*Exercise*. Locate each line of the material that contains "Science", then return it.

Stored data:
** Begin **
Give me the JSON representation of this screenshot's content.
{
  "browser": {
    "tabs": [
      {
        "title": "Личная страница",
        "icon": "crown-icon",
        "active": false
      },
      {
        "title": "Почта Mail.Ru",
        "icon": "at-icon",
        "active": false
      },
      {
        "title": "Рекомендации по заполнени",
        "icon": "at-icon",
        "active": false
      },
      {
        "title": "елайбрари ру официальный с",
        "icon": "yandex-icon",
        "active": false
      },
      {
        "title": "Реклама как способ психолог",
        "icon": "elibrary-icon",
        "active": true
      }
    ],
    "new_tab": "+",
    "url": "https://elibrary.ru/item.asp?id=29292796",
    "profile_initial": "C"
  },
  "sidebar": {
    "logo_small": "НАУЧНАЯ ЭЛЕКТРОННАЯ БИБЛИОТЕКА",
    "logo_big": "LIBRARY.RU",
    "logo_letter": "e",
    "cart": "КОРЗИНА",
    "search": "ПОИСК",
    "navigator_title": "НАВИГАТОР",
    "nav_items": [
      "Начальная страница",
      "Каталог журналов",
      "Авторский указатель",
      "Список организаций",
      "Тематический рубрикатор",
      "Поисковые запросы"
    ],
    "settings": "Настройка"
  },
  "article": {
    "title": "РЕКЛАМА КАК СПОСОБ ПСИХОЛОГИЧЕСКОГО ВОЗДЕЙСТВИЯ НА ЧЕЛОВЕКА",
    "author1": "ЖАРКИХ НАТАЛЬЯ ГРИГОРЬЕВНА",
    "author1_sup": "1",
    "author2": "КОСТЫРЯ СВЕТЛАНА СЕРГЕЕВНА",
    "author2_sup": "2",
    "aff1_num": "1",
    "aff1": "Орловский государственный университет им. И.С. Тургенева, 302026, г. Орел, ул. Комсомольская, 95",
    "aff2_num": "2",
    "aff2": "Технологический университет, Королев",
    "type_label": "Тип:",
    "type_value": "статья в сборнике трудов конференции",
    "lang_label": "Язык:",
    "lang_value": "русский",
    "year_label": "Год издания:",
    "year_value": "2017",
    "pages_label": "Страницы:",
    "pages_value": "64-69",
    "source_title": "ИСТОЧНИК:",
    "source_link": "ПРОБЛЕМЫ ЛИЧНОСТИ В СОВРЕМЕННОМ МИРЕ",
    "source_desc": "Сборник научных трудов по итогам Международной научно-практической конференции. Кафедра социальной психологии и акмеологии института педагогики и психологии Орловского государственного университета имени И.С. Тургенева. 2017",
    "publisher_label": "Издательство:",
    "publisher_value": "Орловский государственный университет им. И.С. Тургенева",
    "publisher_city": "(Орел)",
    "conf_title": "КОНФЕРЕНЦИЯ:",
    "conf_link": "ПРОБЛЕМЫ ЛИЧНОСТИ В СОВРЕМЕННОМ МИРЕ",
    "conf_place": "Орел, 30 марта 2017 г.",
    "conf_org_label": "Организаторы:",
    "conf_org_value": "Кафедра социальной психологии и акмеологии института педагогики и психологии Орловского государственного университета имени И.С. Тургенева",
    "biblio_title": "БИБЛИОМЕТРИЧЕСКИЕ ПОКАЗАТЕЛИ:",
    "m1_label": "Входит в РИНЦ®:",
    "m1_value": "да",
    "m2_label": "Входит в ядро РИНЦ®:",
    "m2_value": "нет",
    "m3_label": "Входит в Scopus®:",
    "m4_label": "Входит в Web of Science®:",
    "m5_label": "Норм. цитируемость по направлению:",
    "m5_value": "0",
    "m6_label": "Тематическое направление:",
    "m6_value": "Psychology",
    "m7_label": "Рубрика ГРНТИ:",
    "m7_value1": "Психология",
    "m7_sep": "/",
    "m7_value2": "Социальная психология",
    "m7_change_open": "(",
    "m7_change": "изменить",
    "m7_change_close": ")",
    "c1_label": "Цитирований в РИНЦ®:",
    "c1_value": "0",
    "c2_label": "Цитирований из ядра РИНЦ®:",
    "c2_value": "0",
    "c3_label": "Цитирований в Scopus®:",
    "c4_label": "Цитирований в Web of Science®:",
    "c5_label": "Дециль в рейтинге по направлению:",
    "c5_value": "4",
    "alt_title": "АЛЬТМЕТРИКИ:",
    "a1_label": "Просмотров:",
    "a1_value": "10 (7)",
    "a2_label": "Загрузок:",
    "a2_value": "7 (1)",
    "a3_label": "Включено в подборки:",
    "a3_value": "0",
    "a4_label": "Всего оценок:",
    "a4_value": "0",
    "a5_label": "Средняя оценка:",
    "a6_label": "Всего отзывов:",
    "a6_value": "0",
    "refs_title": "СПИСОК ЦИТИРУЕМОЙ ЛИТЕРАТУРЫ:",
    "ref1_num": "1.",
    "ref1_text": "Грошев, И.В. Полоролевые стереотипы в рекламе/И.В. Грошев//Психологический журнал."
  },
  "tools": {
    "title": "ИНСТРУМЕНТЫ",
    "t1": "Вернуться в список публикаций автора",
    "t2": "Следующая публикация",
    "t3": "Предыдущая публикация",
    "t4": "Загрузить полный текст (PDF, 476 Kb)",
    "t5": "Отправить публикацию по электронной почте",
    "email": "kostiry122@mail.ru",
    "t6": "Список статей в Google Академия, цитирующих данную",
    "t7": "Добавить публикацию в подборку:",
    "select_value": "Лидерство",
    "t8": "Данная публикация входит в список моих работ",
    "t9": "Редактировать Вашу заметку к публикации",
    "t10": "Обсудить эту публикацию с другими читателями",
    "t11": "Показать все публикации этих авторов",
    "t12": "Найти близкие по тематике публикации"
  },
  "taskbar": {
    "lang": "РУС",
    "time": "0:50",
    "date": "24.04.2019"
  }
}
** End **
** Begin **
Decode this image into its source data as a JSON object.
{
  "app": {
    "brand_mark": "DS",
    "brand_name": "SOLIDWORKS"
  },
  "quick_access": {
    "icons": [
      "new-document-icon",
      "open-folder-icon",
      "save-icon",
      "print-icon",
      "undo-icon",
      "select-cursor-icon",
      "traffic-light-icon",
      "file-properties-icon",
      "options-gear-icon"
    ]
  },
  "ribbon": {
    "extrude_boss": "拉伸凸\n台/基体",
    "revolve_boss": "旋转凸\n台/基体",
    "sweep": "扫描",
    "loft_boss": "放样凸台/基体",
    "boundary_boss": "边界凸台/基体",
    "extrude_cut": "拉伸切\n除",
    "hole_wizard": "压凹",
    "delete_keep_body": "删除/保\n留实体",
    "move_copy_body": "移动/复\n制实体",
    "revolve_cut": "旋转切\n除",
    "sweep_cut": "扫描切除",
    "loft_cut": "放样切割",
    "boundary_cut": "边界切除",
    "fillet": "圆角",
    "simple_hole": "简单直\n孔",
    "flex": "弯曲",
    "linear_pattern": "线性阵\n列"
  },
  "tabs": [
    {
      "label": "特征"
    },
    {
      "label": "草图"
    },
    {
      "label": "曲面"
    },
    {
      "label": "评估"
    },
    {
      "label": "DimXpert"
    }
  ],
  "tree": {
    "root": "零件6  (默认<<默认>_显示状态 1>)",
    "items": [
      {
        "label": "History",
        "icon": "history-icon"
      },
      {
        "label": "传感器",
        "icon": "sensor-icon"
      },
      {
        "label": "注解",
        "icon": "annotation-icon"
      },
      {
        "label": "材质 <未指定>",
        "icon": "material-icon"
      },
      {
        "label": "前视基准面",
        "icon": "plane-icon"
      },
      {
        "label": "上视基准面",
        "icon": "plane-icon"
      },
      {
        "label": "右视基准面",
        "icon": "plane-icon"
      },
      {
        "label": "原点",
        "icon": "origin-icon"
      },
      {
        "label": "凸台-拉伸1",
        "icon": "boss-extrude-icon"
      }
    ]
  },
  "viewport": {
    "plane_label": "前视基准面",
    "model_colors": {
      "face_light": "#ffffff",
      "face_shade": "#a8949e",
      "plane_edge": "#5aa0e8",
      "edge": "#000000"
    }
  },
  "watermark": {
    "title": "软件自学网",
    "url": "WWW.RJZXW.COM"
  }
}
** End **
*Result of this exercise*.
    "m4_label": "Входит в Web of Science®:",
    "c4_label": "Цитирований в Web of Science®:",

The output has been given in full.